Render every line of the items below as a Markdown table with the columns No. and Entry, numbering each row and skipping blank lines. Leave the pictures out of your answer.

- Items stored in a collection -
☆ ☆ ☆ ☆
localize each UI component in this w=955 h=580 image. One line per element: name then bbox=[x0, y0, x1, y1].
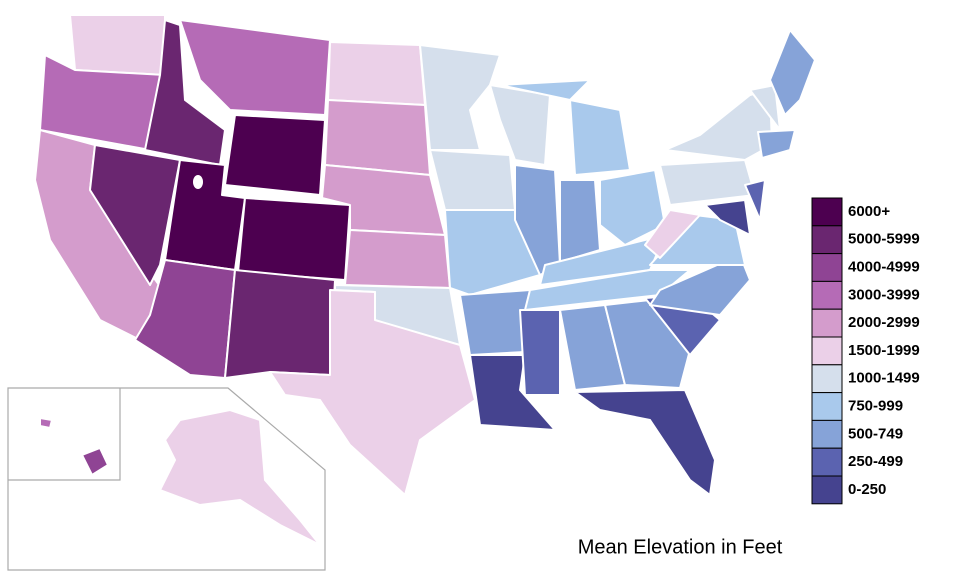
state bbox=[269, 289, 476, 496]
state bbox=[344, 229, 451, 289]
legend: 6000+ 5000-5999 4000-4999 3000-3999 2000-299… bbox=[811, 197, 920, 505]
legend-swatch bbox=[811, 280, 843, 310]
state bbox=[599, 169, 666, 246]
state bbox=[519, 309, 561, 396]
state bbox=[89, 144, 181, 286]
legend-label: 750-999 bbox=[848, 397, 903, 414]
state bbox=[459, 289, 531, 356]
states bbox=[34, 14, 816, 546]
legend-label: 1000-1499 bbox=[848, 370, 920, 387]
inset-frame bbox=[7, 387, 326, 571]
state bbox=[757, 129, 796, 159]
state bbox=[144, 19, 226, 166]
legend-label: 4000-4999 bbox=[848, 258, 920, 275]
legend-swatch bbox=[811, 197, 843, 227]
state bbox=[39, 417, 53, 429]
state bbox=[444, 209, 541, 296]
state bbox=[327, 41, 426, 106]
state bbox=[744, 179, 766, 221]
state bbox=[81, 447, 109, 476]
state bbox=[69, 14, 166, 76]
lake bbox=[193, 175, 203, 189]
state bbox=[664, 89, 773, 161]
legend-label: 500-749 bbox=[848, 425, 903, 442]
state bbox=[574, 389, 716, 496]
state bbox=[569, 99, 631, 176]
legend-swatch bbox=[811, 419, 843, 449]
state bbox=[604, 299, 691, 389]
state bbox=[659, 159, 756, 206]
legend-label: 6000+ bbox=[848, 203, 890, 220]
state bbox=[224, 114, 326, 196]
state bbox=[489, 84, 551, 166]
state bbox=[749, 84, 781, 131]
legend-swatch bbox=[811, 392, 843, 421]
legend-swatch bbox=[811, 336, 843, 366]
state bbox=[559, 179, 601, 263]
state bbox=[237, 197, 351, 281]
state bbox=[419, 44, 501, 151]
state bbox=[324, 99, 431, 176]
state bbox=[644, 209, 701, 259]
legend-label: 0-250 bbox=[848, 481, 886, 498]
legend-label: 2000-2999 bbox=[848, 314, 920, 331]
state bbox=[499, 79, 591, 101]
legend-swatch bbox=[811, 475, 843, 505]
legend-label: 5000-5999 bbox=[848, 231, 920, 248]
state bbox=[769, 29, 816, 116]
state bbox=[704, 199, 751, 236]
legend-swatch bbox=[811, 447, 843, 477]
map-title: Mean Elevation in Feet bbox=[578, 536, 783, 558]
legend-swatch bbox=[811, 364, 843, 394]
legend-swatch bbox=[811, 225, 843, 255]
legend-label: 3000-3999 bbox=[848, 286, 920, 303]
state bbox=[179, 19, 331, 116]
state bbox=[224, 269, 336, 379]
legend-swatch bbox=[811, 308, 843, 338]
state bbox=[469, 354, 556, 431]
legend-swatch bbox=[811, 253, 843, 282]
legend-label: 1500-1999 bbox=[848, 342, 920, 359]
state bbox=[429, 149, 516, 211]
state bbox=[159, 409, 321, 546]
legend-label: 250-499 bbox=[848, 453, 903, 470]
☆ ☆ ☆ ☆
- Final result -
| No. | Entry |
|---|---|
| 1 | localize each UI component in this w=955 h=580 image. One line per element: name then bbox=[x0, y0, x1, y1]. |
| 2 | state bbox=[269, 289, 476, 496] |
| 3 | state bbox=[344, 229, 451, 289] |
| 4 | legend: 6000+ 5000-5999 4000-4999 3000-3999 2000-299… bbox=[811, 197, 920, 505] |
| 5 | legend-swatch bbox=[811, 280, 843, 310] |
| 6 | state bbox=[599, 169, 666, 246] |
| 7 | state bbox=[519, 309, 561, 396] |
| 8 | state bbox=[89, 144, 181, 286] |
| 9 | legend-label: 750-999 bbox=[848, 397, 903, 414] |
| 10 | state bbox=[459, 289, 531, 356] |
| 11 | states bbox=[34, 14, 816, 546] |
| 12 | legend-label: 1000-1499 bbox=[848, 370, 920, 387] |
| 13 | inset-frame bbox=[7, 387, 326, 571] |
| 14 | state bbox=[757, 129, 796, 159] |
| 15 | state bbox=[144, 19, 226, 166] |
| 16 | legend-label: 4000-4999 bbox=[848, 258, 920, 275] |
| 17 | legend-swatch bbox=[811, 197, 843, 227] |
| 18 | state bbox=[39, 417, 53, 429] |
| 19 | state bbox=[444, 209, 541, 296] |
| 20 | state bbox=[327, 41, 426, 106] |
| 21 | state bbox=[744, 179, 766, 221] |
| 22 | state bbox=[81, 447, 109, 476] |
| 23 | state bbox=[69, 14, 166, 76] |
| 24 | lake bbox=[193, 175, 203, 189] |
| 25 | state bbox=[664, 89, 773, 161] |
| 26 | legend-label: 500-749 bbox=[848, 425, 903, 442] |
| 27 | state bbox=[574, 389, 716, 496] |
| 28 | state bbox=[569, 99, 631, 176] |
| 29 | legend-swatch bbox=[811, 419, 843, 449] |
| 30 | state bbox=[604, 299, 691, 389] |
| 31 | state bbox=[659, 159, 756, 206] |
| 32 | legend-label: 6000+ bbox=[848, 203, 890, 220] |
| 33 | state bbox=[224, 114, 326, 196] |
| 34 | state bbox=[489, 84, 551, 166] |
| 35 | state bbox=[749, 84, 781, 131] |
| 36 | legend-swatch bbox=[811, 392, 843, 421] |
| 37 | legend-swatch bbox=[811, 336, 843, 366] |
| 38 | state bbox=[559, 179, 601, 263] |
| 39 | state bbox=[237, 197, 351, 281] |
| 40 | state bbox=[419, 44, 501, 151] |
| 41 | state bbox=[324, 99, 431, 176] |
| 42 | state bbox=[644, 209, 701, 259] |
| 43 | legend-label: 0-250 bbox=[848, 481, 886, 498] |
| 44 | legend-label: 2000-2999 bbox=[848, 314, 920, 331] |
| 45 | state bbox=[499, 79, 591, 101] |
| 46 | legend-swatch bbox=[811, 475, 843, 505] |
| 47 | legend-label: 5000-5999 bbox=[848, 231, 920, 248] |
| 48 | state bbox=[769, 29, 816, 116] |
| 49 | state bbox=[704, 199, 751, 236] |
| 50 | legend-swatch bbox=[811, 447, 843, 477] |
| 51 | map-title: Mean Elevation in Feet bbox=[578, 536, 783, 558] |
| 52 | legend-swatch bbox=[811, 364, 843, 394] |
| 53 | legend-swatch bbox=[811, 225, 843, 255] |
| 54 | legend-label: 3000-3999 bbox=[848, 286, 920, 303] |
| 55 | state bbox=[179, 19, 331, 116] |
| 56 | state bbox=[224, 269, 336, 379] |
| 57 | legend-swatch bbox=[811, 308, 843, 338] |
| 58 | state bbox=[469, 354, 556, 431] |
| 59 | legend-swatch bbox=[811, 253, 843, 282] |
| 60 | legend-label: 1500-1999 bbox=[848, 342, 920, 359] |
| 61 | state bbox=[429, 149, 516, 211] |
| 62 | state bbox=[159, 409, 321, 546] |
| 63 | legend-label: 250-499 bbox=[848, 453, 903, 470] |